#### [Written exercise]
Show every line below where "type" can be found.

#### [Record extracts]

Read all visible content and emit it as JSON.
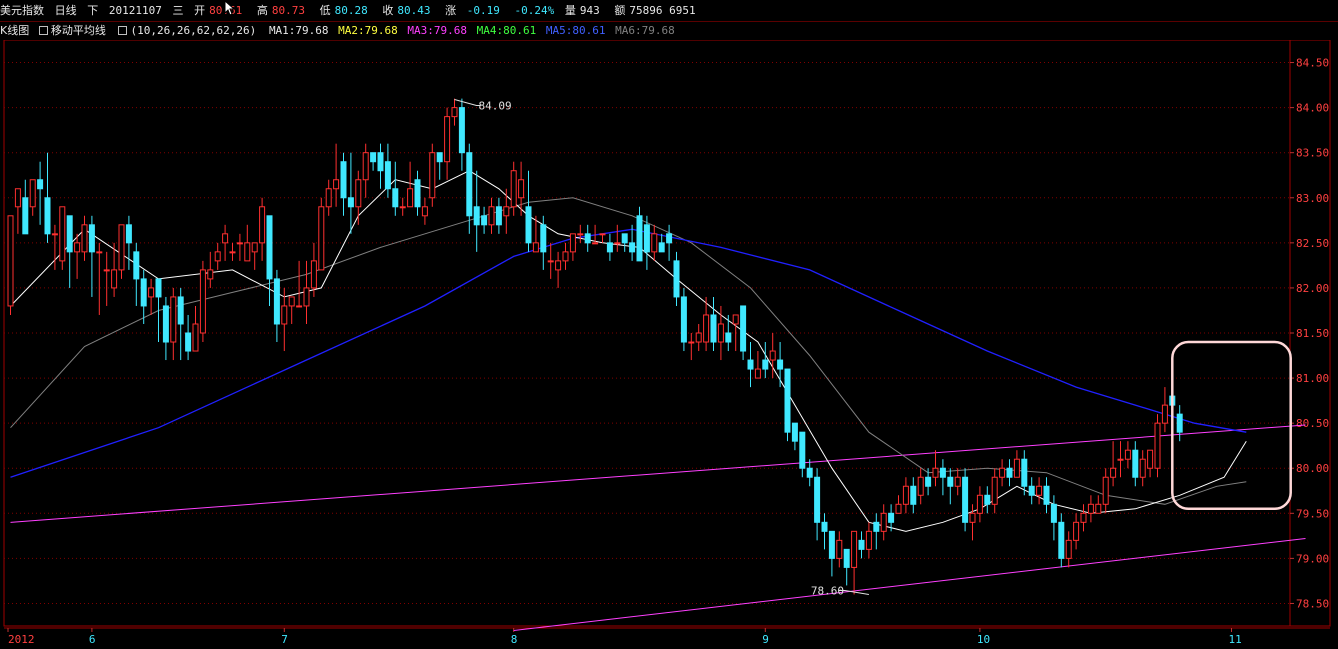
{
  "header": {
    "instrument": "美元指数",
    "period": "日线",
    "direction": "下",
    "date": "20121107",
    "weekday": "三",
    "open_label": "开",
    "open_value": "80.61",
    "high_label": "高",
    "high_value": "80.73",
    "low_label": "低",
    "low_value": "80.28",
    "close_label": "收",
    "close_value": "80.43",
    "change_label": "涨",
    "change_value": "-0.19",
    "change_pct": "-0.24%",
    "volume_label": "量",
    "volume_value": "943",
    "amount_label": "额",
    "amount_value": "75896 6951"
  },
  "indicator_bar": {
    "kline_label": "K线图",
    "ma_label": "移动平均线",
    "ma_params": "(10,26,26,62,62,26)",
    "ma1": "MA1:79.68",
    "ma2": "MA2:79.68",
    "ma3": "MA3:79.68",
    "ma4": "MA4:80.61",
    "ma5": "MA5:80.61",
    "ma6": "MA6:79.68"
  },
  "colors": {
    "up_candle": "#ff3030",
    "down_candle": "#40e8ff",
    "ma_short": "#ffffff",
    "ma_mid": "#808080",
    "ma_long": "#2020ff",
    "trendline": "#ff40ff",
    "grid": "#800000",
    "highlight_box": "#ffd8d8"
  },
  "chart_data": {
    "type": "candlestick",
    "ylim": [
      78.25,
      84.75
    ],
    "y_ticks": [
      "84.50",
      "84.00",
      "83.50",
      "83.00",
      "82.50",
      "82.00",
      "81.50",
      "81.00",
      "80.50",
      "80.00",
      "79.50",
      "79.00",
      "78.50"
    ],
    "x_labels": [
      {
        "label": "2012",
        "index": 0
      },
      {
        "label": "6",
        "index": 11
      },
      {
        "label": "7",
        "index": 37
      },
      {
        "label": "8",
        "index": 68
      },
      {
        "label": "9",
        "index": 102
      },
      {
        "label": "10",
        "index": 131
      },
      {
        "label": "11",
        "index": 165
      }
    ],
    "annotations": [
      {
        "text": "84.09",
        "index": 60,
        "value": 84.09,
        "type": "high"
      },
      {
        "text": "78.60",
        "index": 116,
        "value": 78.6,
        "type": "low"
      }
    ],
    "candles": [
      [
        81.8,
        82.8,
        82.4,
        81.7
      ],
      [
        82.9,
        83.1,
        82.6,
        83.0
      ],
      [
        83.0,
        82.6,
        82.8,
        83.2
      ],
      [
        82.9,
        83.2,
        82.8,
        83.2
      ],
      [
        83.2,
        83.1,
        82.7,
        83.4
      ],
      [
        83.0,
        82.6,
        82.5,
        83.5
      ],
      [
        82.6,
        82.6,
        82.2,
        82.7
      ],
      [
        82.3,
        82.9,
        82.2,
        82.9
      ],
      [
        82.8,
        82.4,
        82.0,
        82.8
      ],
      [
        82.4,
        82.5,
        82.1,
        82.6
      ],
      [
        82.4,
        82.7,
        82.3,
        82.8
      ],
      [
        82.7,
        82.4,
        81.9,
        82.8
      ],
      [
        82.4,
        82.4,
        81.7,
        82.5
      ],
      [
        82.2,
        82.2,
        81.8,
        82.4
      ],
      [
        82.0,
        82.2,
        81.9,
        82.5
      ],
      [
        82.2,
        82.7,
        82.1,
        82.7
      ],
      [
        82.7,
        82.5,
        82.2,
        82.8
      ],
      [
        82.4,
        82.1,
        81.8,
        82.5
      ],
      [
        82.1,
        81.8,
        81.6,
        82.2
      ],
      [
        81.9,
        82.0,
        81.7,
        82.1
      ],
      [
        82.1,
        81.9,
        81.4,
        82.1
      ],
      [
        81.8,
        81.4,
        81.2,
        81.9
      ],
      [
        81.4,
        81.9,
        81.2,
        82.0
      ],
      [
        81.9,
        81.6,
        81.2,
        82.0
      ],
      [
        81.5,
        81.3,
        81.2,
        81.7
      ],
      [
        81.3,
        81.6,
        81.3,
        81.8
      ],
      [
        81.5,
        82.2,
        81.4,
        82.3
      ],
      [
        82.1,
        82.2,
        82.0,
        82.4
      ],
      [
        82.3,
        82.4,
        82.2,
        82.5
      ],
      [
        82.5,
        82.6,
        82.3,
        82.7
      ],
      [
        82.4,
        82.4,
        82.3,
        82.5
      ],
      [
        82.5,
        82.5,
        82.3,
        82.6
      ],
      [
        82.3,
        82.5,
        82.3,
        82.7
      ],
      [
        82.4,
        82.5,
        82.2,
        82.5
      ],
      [
        82.5,
        82.9,
        82.3,
        83.0
      ],
      [
        82.8,
        82.1,
        81.8,
        82.8
      ],
      [
        82.1,
        81.6,
        81.4,
        82.2
      ],
      [
        81.6,
        81.8,
        81.3,
        82.0
      ],
      [
        81.8,
        81.9,
        81.6,
        81.9
      ],
      [
        81.8,
        81.8,
        81.8,
        82.3
      ],
      [
        81.8,
        82.0,
        81.6,
        82.3
      ],
      [
        82.0,
        82.3,
        81.9,
        82.5
      ],
      [
        82.2,
        82.9,
        82.2,
        83.0
      ],
      [
        82.9,
        83.1,
        82.8,
        83.2
      ],
      [
        83.1,
        83.2,
        82.9,
        83.6
      ],
      [
        83.4,
        83.0,
        82.8,
        83.5
      ],
      [
        83.0,
        82.9,
        82.6,
        83.5
      ],
      [
        82.9,
        83.2,
        82.7,
        83.3
      ],
      [
        83.2,
        83.5,
        83.0,
        83.6
      ],
      [
        83.5,
        83.4,
        83.3,
        83.5
      ],
      [
        83.5,
        83.3,
        83.1,
        83.6
      ],
      [
        83.4,
        83.1,
        83.0,
        83.6
      ],
      [
        83.1,
        82.9,
        82.8,
        83.4
      ],
      [
        82.9,
        82.9,
        82.8,
        83.0
      ],
      [
        82.9,
        83.1,
        82.9,
        83.4
      ],
      [
        83.2,
        82.9,
        82.8,
        83.3
      ],
      [
        82.8,
        82.9,
        82.7,
        83.0
      ],
      [
        83.0,
        83.5,
        82.9,
        83.6
      ],
      [
        83.5,
        83.4,
        83.2,
        83.5
      ],
      [
        83.4,
        83.9,
        83.2,
        84.0
      ],
      [
        83.9,
        84.0,
        83.8,
        84.1
      ],
      [
        84.0,
        83.5,
        83.3,
        84.1
      ],
      [
        83.5,
        82.8,
        82.6,
        83.6
      ],
      [
        82.9,
        82.7,
        82.4,
        83.3
      ],
      [
        82.8,
        82.7,
        82.6,
        82.9
      ],
      [
        82.7,
        82.9,
        82.6,
        83.0
      ],
      [
        82.9,
        82.7,
        82.6,
        83.0
      ],
      [
        82.8,
        82.9,
        82.6,
        83.1
      ],
      [
        82.9,
        83.3,
        82.8,
        83.4
      ],
      [
        83.0,
        83.2,
        82.8,
        83.4
      ],
      [
        82.9,
        82.5,
        82.4,
        83.3
      ],
      [
        82.4,
        82.5,
        82.4,
        82.8
      ],
      [
        82.7,
        82.4,
        82.2,
        82.8
      ],
      [
        82.3,
        82.3,
        82.1,
        82.5
      ],
      [
        82.2,
        82.3,
        82.0,
        82.4
      ],
      [
        82.3,
        82.4,
        82.2,
        82.5
      ],
      [
        82.4,
        82.6,
        82.3,
        82.6
      ],
      [
        82.6,
        82.6,
        82.5,
        82.7
      ],
      [
        82.6,
        82.5,
        82.4,
        82.7
      ],
      [
        82.5,
        82.5,
        82.5,
        82.7
      ],
      [
        82.6,
        82.6,
        82.5,
        82.6
      ],
      [
        82.5,
        82.4,
        82.3,
        82.6
      ],
      [
        82.5,
        82.5,
        82.4,
        82.7
      ],
      [
        82.6,
        82.5,
        82.4,
        82.6
      ],
      [
        82.5,
        82.4,
        82.3,
        82.7
      ],
      [
        82.8,
        82.3,
        82.3,
        82.9
      ],
      [
        82.7,
        82.4,
        82.2,
        82.8
      ],
      [
        82.4,
        82.6,
        82.3,
        82.7
      ],
      [
        82.5,
        82.4,
        82.4,
        82.6
      ],
      [
        82.6,
        82.5,
        82.3,
        82.7
      ],
      [
        82.3,
        81.9,
        81.8,
        82.4
      ],
      [
        81.9,
        81.4,
        81.3,
        82.0
      ],
      [
        81.4,
        81.4,
        81.2,
        81.5
      ],
      [
        81.4,
        81.5,
        81.3,
        81.6
      ],
      [
        81.4,
        81.7,
        81.3,
        81.9
      ],
      [
        81.7,
        81.4,
        81.3,
        81.9
      ],
      [
        81.4,
        81.6,
        81.2,
        81.8
      ],
      [
        81.5,
        81.4,
        81.3,
        81.7
      ],
      [
        81.6,
        81.7,
        81.3,
        81.7
      ],
      [
        81.8,
        81.3,
        81.2,
        81.8
      ],
      [
        81.2,
        81.1,
        80.9,
        81.4
      ],
      [
        81.0,
        81.1,
        81.0,
        81.3
      ],
      [
        81.2,
        81.1,
        81.0,
        81.4
      ],
      [
        81.2,
        81.3,
        81.0,
        81.5
      ],
      [
        81.2,
        81.1,
        80.9,
        81.4
      ],
      [
        81.1,
        80.4,
        80.3,
        81.1
      ],
      [
        80.5,
        80.3,
        80.2,
        80.5
      ],
      [
        80.4,
        80.0,
        79.9,
        80.4
      ],
      [
        80.0,
        79.9,
        79.8,
        80.1
      ],
      [
        79.9,
        79.4,
        79.2,
        80.0
      ],
      [
        79.4,
        79.3,
        79.1,
        79.5
      ],
      [
        79.3,
        79.0,
        78.8,
        79.3
      ],
      [
        79.0,
        79.2,
        78.9,
        79.3
      ],
      [
        79.1,
        78.9,
        78.7,
        79.1
      ],
      [
        78.9,
        79.3,
        78.6,
        79.3
      ],
      [
        79.2,
        79.1,
        79.0,
        79.3
      ],
      [
        79.1,
        79.3,
        79.0,
        79.4
      ],
      [
        79.4,
        79.3,
        79.1,
        79.5
      ],
      [
        79.3,
        79.5,
        79.2,
        79.6
      ],
      [
        79.5,
        79.4,
        79.3,
        79.6
      ],
      [
        79.5,
        79.6,
        79.5,
        79.7
      ],
      [
        79.6,
        79.8,
        79.5,
        79.9
      ],
      [
        79.8,
        79.6,
        79.5,
        79.9
      ],
      [
        79.7,
        79.9,
        79.6,
        80.0
      ],
      [
        79.9,
        79.8,
        79.7,
        80.0
      ],
      [
        79.9,
        80.0,
        79.8,
        80.2
      ],
      [
        80.0,
        79.9,
        79.7,
        80.1
      ],
      [
        79.9,
        79.8,
        79.6,
        80.0
      ],
      [
        79.8,
        79.9,
        79.7,
        80.0
      ],
      [
        79.9,
        79.4,
        79.3,
        80.0
      ],
      [
        79.4,
        79.5,
        79.2,
        79.6
      ],
      [
        79.5,
        79.7,
        79.4,
        79.8
      ],
      [
        79.7,
        79.6,
        79.5,
        79.8
      ],
      [
        79.6,
        79.9,
        79.5,
        80.0
      ],
      [
        79.9,
        80.0,
        79.8,
        80.1
      ],
      [
        80.0,
        79.9,
        79.8,
        80.1
      ],
      [
        79.9,
        80.1,
        79.9,
        80.2
      ],
      [
        80.1,
        79.8,
        79.7,
        80.2
      ],
      [
        79.8,
        79.7,
        79.6,
        79.9
      ],
      [
        79.7,
        79.8,
        79.6,
        79.9
      ],
      [
        79.8,
        79.6,
        79.5,
        79.9
      ],
      [
        79.6,
        79.4,
        79.2,
        79.7
      ],
      [
        79.4,
        79.0,
        78.9,
        79.5
      ],
      [
        79.0,
        79.2,
        78.9,
        79.3
      ],
      [
        79.2,
        79.4,
        79.1,
        79.5
      ],
      [
        79.4,
        79.5,
        79.3,
        79.6
      ],
      [
        79.5,
        79.6,
        79.4,
        79.7
      ],
      [
        79.5,
        79.6,
        79.5,
        79.7
      ],
      [
        79.6,
        79.9,
        79.5,
        80.0
      ],
      [
        79.9,
        80.0,
        79.8,
        80.3
      ],
      [
        80.1,
        80.1,
        79.9,
        80.3
      ],
      [
        80.1,
        80.2,
        80.0,
        80.3
      ],
      [
        80.2,
        79.9,
        79.8,
        80.3
      ],
      [
        79.9,
        80.1,
        79.8,
        80.2
      ],
      [
        80.0,
        80.2,
        79.9,
        80.2
      ],
      [
        80.0,
        80.5,
        79.9,
        80.6
      ],
      [
        80.5,
        80.7,
        80.4,
        80.9
      ],
      [
        80.8,
        80.7,
        80.6,
        80.9
      ],
      [
        80.6,
        80.4,
        80.3,
        80.7
      ]
    ],
    "ma_short": [
      [
        0,
        81.8
      ],
      [
        10,
        82.65
      ],
      [
        20,
        82.1
      ],
      [
        30,
        82.2
      ],
      [
        37,
        81.9
      ],
      [
        42,
        82.0
      ],
      [
        47,
        82.8
      ],
      [
        52,
        83.2
      ],
      [
        57,
        83.1
      ],
      [
        62,
        83.3
      ],
      [
        66,
        83.1
      ],
      [
        70,
        82.8
      ],
      [
        74,
        82.6
      ],
      [
        80,
        82.5
      ],
      [
        85,
        82.45
      ],
      [
        90,
        82.1
      ],
      [
        96,
        81.7
      ],
      [
        101,
        81.4
      ],
      [
        106,
        80.7
      ],
      [
        111,
        80.0
      ],
      [
        116,
        79.4
      ],
      [
        121,
        79.3
      ],
      [
        126,
        79.4
      ],
      [
        131,
        79.55
      ],
      [
        136,
        79.8
      ],
      [
        141,
        79.6
      ],
      [
        146,
        79.5
      ],
      [
        152,
        79.55
      ],
      [
        158,
        79.7
      ],
      [
        164,
        79.9
      ],
      [
        167,
        80.3
      ]
    ],
    "ma_mid": [
      [
        0,
        80.45
      ],
      [
        10,
        81.35
      ],
      [
        20,
        81.75
      ],
      [
        30,
        81.95
      ],
      [
        40,
        82.15
      ],
      [
        50,
        82.45
      ],
      [
        60,
        82.7
      ],
      [
        70,
        82.95
      ],
      [
        76,
        83.0
      ],
      [
        84,
        82.8
      ],
      [
        92,
        82.5
      ],
      [
        100,
        82.0
      ],
      [
        108,
        81.25
      ],
      [
        116,
        80.4
      ],
      [
        124,
        79.95
      ],
      [
        132,
        80.0
      ],
      [
        140,
        79.95
      ],
      [
        148,
        79.7
      ],
      [
        156,
        79.6
      ],
      [
        163,
        79.8
      ],
      [
        167,
        79.85
      ]
    ],
    "ma_long": [
      [
        0,
        79.9
      ],
      [
        20,
        80.45
      ],
      [
        40,
        81.2
      ],
      [
        56,
        81.8
      ],
      [
        68,
        82.35
      ],
      [
        76,
        82.55
      ],
      [
        84,
        82.65
      ],
      [
        96,
        82.45
      ],
      [
        108,
        82.2
      ],
      [
        120,
        81.75
      ],
      [
        132,
        81.3
      ],
      [
        144,
        80.9
      ],
      [
        152,
        80.7
      ],
      [
        160,
        80.5
      ],
      [
        167,
        80.4
      ]
    ],
    "trendlines": [
      {
        "from": [
          0,
          79.4
        ],
        "to": [
          175,
          80.48
        ]
      },
      {
        "from": [
          68,
          78.2
        ],
        "to": [
          175,
          79.22
        ]
      }
    ],
    "highlight_box": {
      "from_index": 157,
      "to_index": 173,
      "top": 81.4,
      "bottom": 79.55
    }
  }
}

#### [Solution]
    "type": "candlestick",
        "type": "high"
        "type": "low"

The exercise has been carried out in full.